| Records to process |
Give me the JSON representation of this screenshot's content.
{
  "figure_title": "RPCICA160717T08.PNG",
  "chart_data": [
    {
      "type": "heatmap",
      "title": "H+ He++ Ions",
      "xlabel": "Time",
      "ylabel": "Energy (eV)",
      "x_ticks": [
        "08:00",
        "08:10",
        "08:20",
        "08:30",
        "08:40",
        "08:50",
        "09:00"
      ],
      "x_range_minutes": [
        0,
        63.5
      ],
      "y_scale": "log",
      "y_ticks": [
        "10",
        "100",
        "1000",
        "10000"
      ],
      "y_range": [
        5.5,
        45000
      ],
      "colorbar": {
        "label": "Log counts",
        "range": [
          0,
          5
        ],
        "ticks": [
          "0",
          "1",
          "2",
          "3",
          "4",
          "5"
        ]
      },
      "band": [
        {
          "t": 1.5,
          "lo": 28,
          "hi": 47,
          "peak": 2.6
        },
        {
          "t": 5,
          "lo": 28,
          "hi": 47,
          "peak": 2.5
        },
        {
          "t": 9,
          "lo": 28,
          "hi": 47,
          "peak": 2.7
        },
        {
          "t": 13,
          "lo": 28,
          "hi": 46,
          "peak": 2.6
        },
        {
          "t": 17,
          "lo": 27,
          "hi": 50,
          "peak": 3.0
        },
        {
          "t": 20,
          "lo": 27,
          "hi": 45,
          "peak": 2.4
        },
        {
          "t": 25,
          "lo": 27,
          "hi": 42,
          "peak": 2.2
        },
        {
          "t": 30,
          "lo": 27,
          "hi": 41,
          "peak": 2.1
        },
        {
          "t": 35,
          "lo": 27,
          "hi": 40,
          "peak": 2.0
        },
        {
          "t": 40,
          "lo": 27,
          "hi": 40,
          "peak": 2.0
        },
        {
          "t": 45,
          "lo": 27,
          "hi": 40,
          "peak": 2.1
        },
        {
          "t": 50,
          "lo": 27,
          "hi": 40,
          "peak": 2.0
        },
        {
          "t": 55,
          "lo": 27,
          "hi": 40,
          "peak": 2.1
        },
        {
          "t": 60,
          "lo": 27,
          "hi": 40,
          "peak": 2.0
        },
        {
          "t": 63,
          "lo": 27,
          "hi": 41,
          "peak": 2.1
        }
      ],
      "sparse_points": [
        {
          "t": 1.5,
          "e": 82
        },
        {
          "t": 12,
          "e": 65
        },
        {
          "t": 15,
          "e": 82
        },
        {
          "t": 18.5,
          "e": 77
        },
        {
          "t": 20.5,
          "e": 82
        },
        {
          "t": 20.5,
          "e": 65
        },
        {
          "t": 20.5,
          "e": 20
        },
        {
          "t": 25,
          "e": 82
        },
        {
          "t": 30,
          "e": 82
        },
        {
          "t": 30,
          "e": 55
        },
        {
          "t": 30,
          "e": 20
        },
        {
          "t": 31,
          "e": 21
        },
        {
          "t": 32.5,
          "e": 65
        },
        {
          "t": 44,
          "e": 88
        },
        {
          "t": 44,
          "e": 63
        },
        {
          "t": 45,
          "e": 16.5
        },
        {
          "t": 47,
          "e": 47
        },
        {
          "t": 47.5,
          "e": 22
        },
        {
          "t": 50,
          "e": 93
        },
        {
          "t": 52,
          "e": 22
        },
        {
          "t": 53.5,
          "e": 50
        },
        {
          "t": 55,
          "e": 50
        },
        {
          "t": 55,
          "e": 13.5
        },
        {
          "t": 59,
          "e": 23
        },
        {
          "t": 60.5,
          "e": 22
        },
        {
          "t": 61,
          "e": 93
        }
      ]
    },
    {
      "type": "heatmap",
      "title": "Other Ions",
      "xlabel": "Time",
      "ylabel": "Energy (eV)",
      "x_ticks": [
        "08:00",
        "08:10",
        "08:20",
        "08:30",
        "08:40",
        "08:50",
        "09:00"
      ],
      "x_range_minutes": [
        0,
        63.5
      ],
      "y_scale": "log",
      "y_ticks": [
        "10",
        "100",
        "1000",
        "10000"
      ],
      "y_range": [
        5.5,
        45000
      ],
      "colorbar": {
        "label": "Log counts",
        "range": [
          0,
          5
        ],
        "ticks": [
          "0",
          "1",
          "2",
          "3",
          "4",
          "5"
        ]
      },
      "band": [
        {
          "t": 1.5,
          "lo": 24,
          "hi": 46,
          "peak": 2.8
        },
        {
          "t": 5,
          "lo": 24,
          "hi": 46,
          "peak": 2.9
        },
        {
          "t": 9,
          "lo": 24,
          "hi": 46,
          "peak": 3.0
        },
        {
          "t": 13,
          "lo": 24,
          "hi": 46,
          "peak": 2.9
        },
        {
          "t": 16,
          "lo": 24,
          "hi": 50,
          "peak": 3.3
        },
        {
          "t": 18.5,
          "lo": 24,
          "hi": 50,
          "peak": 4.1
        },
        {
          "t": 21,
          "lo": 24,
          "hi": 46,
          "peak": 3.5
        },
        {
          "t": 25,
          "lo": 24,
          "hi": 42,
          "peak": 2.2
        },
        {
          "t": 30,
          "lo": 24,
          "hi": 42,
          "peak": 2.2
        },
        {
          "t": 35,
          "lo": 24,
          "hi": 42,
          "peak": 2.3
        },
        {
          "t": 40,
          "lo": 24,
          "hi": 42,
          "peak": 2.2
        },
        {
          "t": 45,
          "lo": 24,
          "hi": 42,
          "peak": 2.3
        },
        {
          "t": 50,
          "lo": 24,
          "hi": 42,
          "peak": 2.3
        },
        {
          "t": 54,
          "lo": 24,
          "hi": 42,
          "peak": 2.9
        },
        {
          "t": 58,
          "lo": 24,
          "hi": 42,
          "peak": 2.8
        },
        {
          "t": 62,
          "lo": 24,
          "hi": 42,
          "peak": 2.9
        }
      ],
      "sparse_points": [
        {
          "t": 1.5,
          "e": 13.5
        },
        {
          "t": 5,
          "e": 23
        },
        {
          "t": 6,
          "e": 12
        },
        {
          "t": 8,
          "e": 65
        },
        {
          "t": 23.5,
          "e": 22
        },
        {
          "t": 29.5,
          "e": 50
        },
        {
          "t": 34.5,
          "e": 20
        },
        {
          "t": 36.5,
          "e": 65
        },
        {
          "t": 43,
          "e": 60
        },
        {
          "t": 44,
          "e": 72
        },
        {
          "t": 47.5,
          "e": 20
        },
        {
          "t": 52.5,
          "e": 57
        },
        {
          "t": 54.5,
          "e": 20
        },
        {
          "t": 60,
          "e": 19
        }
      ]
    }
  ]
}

| What you need to do |
Quote each line of the data above exactly as written.

| Final result |
Give me the JSON representation of this screenshot's content.
{
  "figure_title": "RPCICA160717T08.PNG",
  "chart_data": [
    {
      "type": "heatmap",
      "title": "H+ He++ Ions",
      "xlabel": "Time",
      "ylabel": "Energy (eV)",
      "x_ticks": [
        "08:00",
        "08:10",
        "08:20",
        "08:30",
        "08:40",
        "08:50",
        "09:00"
      ],
      "x_range_minutes": [
        0,
        63.5
      ],
      "y_scale": "log",
      "y_ticks": [
        "10",
        "100",
        "1000",
        "10000"
      ],
      "y_range": [
        5.5,
        45000
      ],
      "colorbar": {
        "label": "Log counts",
        "range": [
          0,
          5
        ],
        "ticks": [
          "0",
          "1",
          "2",
          "3",
          "4",
          "5"
        ]
      },
      "band": [
        {
          "t": 1.5,
          "lo": 28,
          "hi": 47,
          "peak": 2.6
        },
        {
          "t": 5,
          "lo": 28,
          "hi": 47,
          "peak": 2.5
        },
        {
          "t": 9,
          "lo": 28,
          "hi": 47,
          "peak": 2.7
        },
        {
          "t": 13,
          "lo": 28,
          "hi": 46,
          "peak": 2.6
        },
        {
          "t": 17,
          "lo": 27,
          "hi": 50,
          "peak": 3.0
        },
        {
          "t": 20,
          "lo": 27,
          "hi": 45,
          "peak": 2.4
        },
        {
          "t": 25,
          "lo": 27,
          "hi": 42,
          "peak": 2.2
        },
        {
          "t": 30,
          "lo": 27,
          "hi": 41,
          "peak": 2.1
        },
        {
          "t": 35,
          "lo": 27,
          "hi": 40,
          "peak": 2.0
        },
        {
          "t": 40,
          "lo": 27,
          "hi": 40,
          "peak": 2.0
        },
        {
          "t": 45,
          "lo": 27,
          "hi": 40,
          "peak": 2.1
        },
        {
          "t": 50,
          "lo": 27,
          "hi": 40,
          "peak": 2.0
        },
        {
          "t": 55,
          "lo": 27,
          "hi": 40,
          "peak": 2.1
        },
        {
          "t": 60,
          "lo": 27,
          "hi": 40,
          "peak": 2.0
        },
        {
          "t": 63,
          "lo": 27,
          "hi": 41,
          "peak": 2.1
        }
      ],
      "sparse_points": [
        {
          "t": 1.5,
          "e": 82
        },
        {
          "t": 12,
          "e": 65
        },
        {
          "t": 15,
          "e": 82
        },
        {
          "t": 18.5,
          "e": 77
        },
        {
          "t": 20.5,
          "e": 82
        },
        {
          "t": 20.5,
          "e": 65
        },
        {
          "t": 20.5,
          "e": 20
        },
        {
          "t": 25,
          "e": 82
        },
        {
          "t": 30,
          "e": 82
        },
        {
          "t": 30,
          "e": 55
        },
        {
          "t": 30,
          "e": 20
        },
        {
          "t": 31,
          "e": 21
        },
        {
          "t": 32.5,
          "e": 65
        },
        {
          "t": 44,
          "e": 88
        },
        {
          "t": 44,
          "e": 63
        },
        {
          "t": 45,
          "e": 16.5
        },
        {
          "t": 47,
          "e": 47
        },
        {
          "t": 47.5,
          "e": 22
        },
        {
          "t": 50,
          "e": 93
        },
        {
          "t": 52,
          "e": 22
        },
        {
          "t": 53.5,
          "e": 50
        },
        {
          "t": 55,
          "e": 50
        },
        {
          "t": 55,
          "e": 13.5
        },
        {
          "t": 59,
          "e": 23
        },
        {
          "t": 60.5,
          "e": 22
        },
        {
          "t": 61,
          "e": 93
        }
      ]
    },
    {
      "type": "heatmap",
      "title": "Other Ions",
      "xlabel": "Time",
      "ylabel": "Energy (eV)",
      "x_ticks": [
        "08:00",
        "08:10",
        "08:20",
        "08:30",
        "08:40",
        "08:50",
        "09:00"
      ],
      "x_range_minutes": [
        0,
        63.5
      ],
      "y_scale": "log",
      "y_ticks": [
        "10",
        "100",
        "1000",
        "10000"
      ],
      "y_range": [
        5.5,
        45000
      ],
      "colorbar": {
        "label": "Log counts",
        "range": [
          0,
          5
        ],
        "ticks": [
          "0",
          "1",
          "2",
          "3",
          "4",
          "5"
        ]
      },
      "band": [
        {
          "t": 1.5,
          "lo": 24,
          "hi": 46,
          "peak": 2.8
        },
        {
          "t": 5,
          "lo": 24,
          "hi": 46,
          "peak": 2.9
        },
        {
          "t": 9,
          "lo": 24,
          "hi": 46,
          "peak": 3.0
        },
        {
          "t": 13,
          "lo": 24,
          "hi": 46,
          "peak": 2.9
        },
        {
          "t": 16,
          "lo": 24,
          "hi": 50,
          "peak": 3.3
        },
        {
          "t": 18.5,
          "lo": 24,
          "hi": 50,
          "peak": 4.1
        },
        {
          "t": 21,
          "lo": 24,
          "hi": 46,
          "peak": 3.5
        },
        {
          "t": 25,
          "lo": 24,
          "hi": 42,
          "peak": 2.2
        },
        {
          "t": 30,
          "lo": 24,
          "hi": 42,
          "peak": 2.2
        },
        {
          "t": 35,
          "lo": 24,
          "hi": 42,
          "peak": 2.3
        },
        {
          "t": 40,
          "lo": 24,
          "hi": 42,
          "peak": 2.2
        },
        {
          "t": 45,
          "lo": 24,
          "hi": 42,
          "peak": 2.3
        },
        {
          "t": 50,
          "lo": 24,
          "hi": 42,
          "peak": 2.3
        },
        {
          "t": 54,
          "lo": 24,
          "hi": 42,
          "peak": 2.9
        },
        {
          "t": 58,
          "lo": 24,
          "hi": 42,
          "peak": 2.8
        },
        {
          "t": 62,
          "lo": 24,
          "hi": 42,
          "peak": 2.9
        }
      ],
      "sparse_points": [
        {
          "t": 1.5,
          "e": 13.5
        },
        {
          "t": 5,
          "e": 23
        },
        {
          "t": 6,
          "e": 12
        },
        {
          "t": 8,
          "e": 65
        },
        {
          "t": 23.5,
          "e": 22
        },
        {
          "t": 29.5,
          "e": 50
        },
        {
          "t": 34.5,
          "e": 20
        },
        {
          "t": 36.5,
          "e": 65
        },
        {
          "t": 43,
          "e": 60
        },
        {
          "t": 44,
          "e": 72
        },
        {
          "t": 47.5,
          "e": 20
        },
        {
          "t": 52.5,
          "e": 57
        },
        {
          "t": 54.5,
          "e": 20
        },
        {
          "t": 60,
          "e": 19
        }
      ]
    }
  ]
}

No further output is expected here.